-- BEGIN --

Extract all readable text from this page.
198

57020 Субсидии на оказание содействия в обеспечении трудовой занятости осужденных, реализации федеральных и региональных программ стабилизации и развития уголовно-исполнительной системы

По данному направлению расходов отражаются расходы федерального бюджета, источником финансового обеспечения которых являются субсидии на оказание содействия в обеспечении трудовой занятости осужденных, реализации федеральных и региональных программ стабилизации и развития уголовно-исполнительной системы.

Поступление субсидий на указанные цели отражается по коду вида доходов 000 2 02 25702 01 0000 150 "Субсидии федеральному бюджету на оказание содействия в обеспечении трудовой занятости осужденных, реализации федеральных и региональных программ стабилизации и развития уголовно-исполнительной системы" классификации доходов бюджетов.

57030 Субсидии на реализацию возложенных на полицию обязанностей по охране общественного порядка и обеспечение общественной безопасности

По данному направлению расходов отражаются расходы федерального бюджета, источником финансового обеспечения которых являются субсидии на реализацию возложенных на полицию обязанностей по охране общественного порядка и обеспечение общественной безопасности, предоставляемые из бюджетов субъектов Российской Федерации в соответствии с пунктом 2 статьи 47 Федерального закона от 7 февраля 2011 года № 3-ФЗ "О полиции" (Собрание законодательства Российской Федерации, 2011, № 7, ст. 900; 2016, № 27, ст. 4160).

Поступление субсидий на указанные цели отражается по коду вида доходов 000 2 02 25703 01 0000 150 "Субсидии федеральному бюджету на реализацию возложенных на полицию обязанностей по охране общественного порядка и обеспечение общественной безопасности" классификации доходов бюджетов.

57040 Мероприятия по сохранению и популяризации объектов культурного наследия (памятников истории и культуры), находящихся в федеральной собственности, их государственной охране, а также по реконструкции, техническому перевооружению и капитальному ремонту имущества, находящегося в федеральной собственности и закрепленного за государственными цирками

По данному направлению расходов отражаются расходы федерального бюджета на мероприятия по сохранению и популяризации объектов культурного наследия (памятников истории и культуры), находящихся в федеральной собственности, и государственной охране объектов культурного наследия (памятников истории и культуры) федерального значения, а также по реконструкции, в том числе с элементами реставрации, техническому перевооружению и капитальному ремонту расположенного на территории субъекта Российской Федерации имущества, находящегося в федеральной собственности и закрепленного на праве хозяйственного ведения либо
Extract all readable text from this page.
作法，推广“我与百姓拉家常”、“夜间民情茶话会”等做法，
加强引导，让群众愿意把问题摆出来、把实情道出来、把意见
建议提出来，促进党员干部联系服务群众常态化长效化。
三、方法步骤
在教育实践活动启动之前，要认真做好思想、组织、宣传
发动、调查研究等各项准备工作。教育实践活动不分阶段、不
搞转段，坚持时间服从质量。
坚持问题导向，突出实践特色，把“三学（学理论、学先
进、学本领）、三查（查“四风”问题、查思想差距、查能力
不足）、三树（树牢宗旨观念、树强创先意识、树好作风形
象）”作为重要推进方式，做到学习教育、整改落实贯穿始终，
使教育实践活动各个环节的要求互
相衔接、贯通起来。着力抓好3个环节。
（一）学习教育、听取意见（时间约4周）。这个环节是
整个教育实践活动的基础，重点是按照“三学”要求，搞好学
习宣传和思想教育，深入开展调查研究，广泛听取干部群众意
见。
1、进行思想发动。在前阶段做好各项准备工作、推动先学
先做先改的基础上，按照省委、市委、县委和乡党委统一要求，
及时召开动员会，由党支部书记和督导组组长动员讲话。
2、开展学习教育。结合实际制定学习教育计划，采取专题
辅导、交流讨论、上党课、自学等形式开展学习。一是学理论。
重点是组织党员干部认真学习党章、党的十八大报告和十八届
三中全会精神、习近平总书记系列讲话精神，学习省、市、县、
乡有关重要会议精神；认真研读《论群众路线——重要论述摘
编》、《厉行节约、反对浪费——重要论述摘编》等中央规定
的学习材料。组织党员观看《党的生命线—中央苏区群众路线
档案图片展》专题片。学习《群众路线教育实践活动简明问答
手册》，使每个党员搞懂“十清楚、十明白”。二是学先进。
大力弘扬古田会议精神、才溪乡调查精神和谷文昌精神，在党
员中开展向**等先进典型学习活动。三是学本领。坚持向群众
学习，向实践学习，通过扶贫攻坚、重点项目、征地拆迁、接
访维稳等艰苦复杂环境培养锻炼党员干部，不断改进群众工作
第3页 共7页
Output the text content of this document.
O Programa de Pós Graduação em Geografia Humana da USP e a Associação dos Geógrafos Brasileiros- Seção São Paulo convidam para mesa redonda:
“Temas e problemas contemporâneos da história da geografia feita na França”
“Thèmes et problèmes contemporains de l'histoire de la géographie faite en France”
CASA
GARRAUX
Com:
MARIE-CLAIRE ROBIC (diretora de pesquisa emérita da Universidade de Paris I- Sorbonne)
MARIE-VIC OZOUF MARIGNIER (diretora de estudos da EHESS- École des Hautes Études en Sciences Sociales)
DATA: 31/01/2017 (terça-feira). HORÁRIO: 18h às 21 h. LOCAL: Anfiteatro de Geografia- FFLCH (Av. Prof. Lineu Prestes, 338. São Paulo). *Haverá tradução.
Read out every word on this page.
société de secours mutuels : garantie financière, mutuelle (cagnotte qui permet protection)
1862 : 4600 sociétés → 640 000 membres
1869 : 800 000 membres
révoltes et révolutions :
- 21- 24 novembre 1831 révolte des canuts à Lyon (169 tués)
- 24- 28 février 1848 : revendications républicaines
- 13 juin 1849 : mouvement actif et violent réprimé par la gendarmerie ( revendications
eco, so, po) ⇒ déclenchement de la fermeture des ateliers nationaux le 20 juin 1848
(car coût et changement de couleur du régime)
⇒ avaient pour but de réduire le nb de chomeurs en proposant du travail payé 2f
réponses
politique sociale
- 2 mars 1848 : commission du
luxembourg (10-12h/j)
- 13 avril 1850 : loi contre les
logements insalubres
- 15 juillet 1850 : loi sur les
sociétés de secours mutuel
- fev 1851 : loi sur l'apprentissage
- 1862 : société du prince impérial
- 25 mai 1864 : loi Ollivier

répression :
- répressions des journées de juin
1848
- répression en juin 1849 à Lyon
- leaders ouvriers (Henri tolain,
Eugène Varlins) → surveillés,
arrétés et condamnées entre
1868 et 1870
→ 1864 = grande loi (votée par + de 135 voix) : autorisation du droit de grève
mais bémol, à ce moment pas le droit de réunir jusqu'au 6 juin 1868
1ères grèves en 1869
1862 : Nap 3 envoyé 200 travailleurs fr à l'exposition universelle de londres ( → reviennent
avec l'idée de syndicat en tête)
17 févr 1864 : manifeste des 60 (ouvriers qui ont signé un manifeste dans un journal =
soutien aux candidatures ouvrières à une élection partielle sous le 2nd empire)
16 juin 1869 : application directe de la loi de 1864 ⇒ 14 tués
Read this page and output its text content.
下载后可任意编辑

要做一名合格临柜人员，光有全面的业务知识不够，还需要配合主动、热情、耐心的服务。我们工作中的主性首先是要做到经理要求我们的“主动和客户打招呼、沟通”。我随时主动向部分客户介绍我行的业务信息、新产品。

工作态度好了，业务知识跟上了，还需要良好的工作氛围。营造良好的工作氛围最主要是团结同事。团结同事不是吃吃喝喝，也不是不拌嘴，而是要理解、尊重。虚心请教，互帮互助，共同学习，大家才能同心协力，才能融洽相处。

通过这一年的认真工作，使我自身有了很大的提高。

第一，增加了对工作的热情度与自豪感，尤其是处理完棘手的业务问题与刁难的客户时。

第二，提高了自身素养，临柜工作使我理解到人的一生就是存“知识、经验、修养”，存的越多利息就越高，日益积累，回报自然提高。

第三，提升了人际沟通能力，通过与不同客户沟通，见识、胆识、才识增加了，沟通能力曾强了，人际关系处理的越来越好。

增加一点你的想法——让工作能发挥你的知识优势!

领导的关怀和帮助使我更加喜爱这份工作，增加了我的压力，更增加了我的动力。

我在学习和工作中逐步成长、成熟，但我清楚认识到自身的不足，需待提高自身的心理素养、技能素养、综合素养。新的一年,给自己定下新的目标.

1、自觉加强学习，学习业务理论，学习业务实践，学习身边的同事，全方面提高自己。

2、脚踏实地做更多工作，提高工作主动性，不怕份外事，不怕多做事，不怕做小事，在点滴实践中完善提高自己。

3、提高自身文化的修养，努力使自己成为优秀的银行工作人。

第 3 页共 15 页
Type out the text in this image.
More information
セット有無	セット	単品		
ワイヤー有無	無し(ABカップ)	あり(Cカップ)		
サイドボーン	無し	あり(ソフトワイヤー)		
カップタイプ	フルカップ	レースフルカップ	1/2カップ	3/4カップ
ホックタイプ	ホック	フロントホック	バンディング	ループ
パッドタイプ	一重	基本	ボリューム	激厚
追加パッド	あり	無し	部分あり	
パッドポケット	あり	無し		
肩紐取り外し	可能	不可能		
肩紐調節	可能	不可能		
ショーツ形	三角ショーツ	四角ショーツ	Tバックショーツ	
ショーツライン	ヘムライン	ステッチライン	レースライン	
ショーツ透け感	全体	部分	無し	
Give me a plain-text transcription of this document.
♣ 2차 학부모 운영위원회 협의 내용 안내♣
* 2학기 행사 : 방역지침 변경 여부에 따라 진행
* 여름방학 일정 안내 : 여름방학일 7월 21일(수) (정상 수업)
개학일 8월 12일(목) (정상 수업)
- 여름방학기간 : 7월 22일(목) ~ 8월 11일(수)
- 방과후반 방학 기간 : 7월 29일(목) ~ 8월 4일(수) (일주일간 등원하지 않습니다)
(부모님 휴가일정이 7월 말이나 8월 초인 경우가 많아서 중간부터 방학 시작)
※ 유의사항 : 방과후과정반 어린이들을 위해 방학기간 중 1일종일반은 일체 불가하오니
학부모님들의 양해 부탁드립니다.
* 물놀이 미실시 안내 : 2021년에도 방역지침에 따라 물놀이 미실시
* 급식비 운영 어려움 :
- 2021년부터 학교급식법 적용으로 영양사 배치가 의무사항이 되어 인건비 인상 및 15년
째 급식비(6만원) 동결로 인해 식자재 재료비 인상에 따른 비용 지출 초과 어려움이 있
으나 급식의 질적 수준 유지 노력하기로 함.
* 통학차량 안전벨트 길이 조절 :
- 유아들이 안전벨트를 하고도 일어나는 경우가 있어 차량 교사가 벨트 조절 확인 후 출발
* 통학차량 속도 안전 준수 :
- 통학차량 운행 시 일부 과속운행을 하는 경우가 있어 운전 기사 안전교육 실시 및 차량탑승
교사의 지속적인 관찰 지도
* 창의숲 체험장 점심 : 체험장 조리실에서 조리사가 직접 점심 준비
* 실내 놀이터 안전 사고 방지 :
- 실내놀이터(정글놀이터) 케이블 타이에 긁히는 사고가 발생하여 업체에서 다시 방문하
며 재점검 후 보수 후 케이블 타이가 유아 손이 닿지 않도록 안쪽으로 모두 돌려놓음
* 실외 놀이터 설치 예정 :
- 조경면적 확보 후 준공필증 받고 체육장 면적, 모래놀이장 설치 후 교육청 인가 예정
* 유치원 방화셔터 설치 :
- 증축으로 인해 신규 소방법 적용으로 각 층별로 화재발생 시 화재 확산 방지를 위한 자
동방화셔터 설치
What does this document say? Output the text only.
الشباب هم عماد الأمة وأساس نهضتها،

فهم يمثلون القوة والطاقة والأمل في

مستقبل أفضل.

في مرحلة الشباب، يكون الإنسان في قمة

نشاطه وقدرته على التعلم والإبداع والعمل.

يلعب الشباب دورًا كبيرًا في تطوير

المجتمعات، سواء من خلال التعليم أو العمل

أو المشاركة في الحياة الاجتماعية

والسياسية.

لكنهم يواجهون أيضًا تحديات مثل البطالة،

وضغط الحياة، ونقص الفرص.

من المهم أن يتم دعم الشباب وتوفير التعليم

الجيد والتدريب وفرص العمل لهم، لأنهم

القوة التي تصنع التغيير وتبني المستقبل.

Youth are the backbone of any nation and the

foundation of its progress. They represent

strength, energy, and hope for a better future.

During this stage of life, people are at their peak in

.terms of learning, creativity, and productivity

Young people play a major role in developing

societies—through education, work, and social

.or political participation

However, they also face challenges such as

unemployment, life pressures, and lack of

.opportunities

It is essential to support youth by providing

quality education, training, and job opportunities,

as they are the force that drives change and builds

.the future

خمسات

-- END --

Exercise objective: Report the number of lines in the entries above that include the word "document" and add nothing to it.

Expected output: 3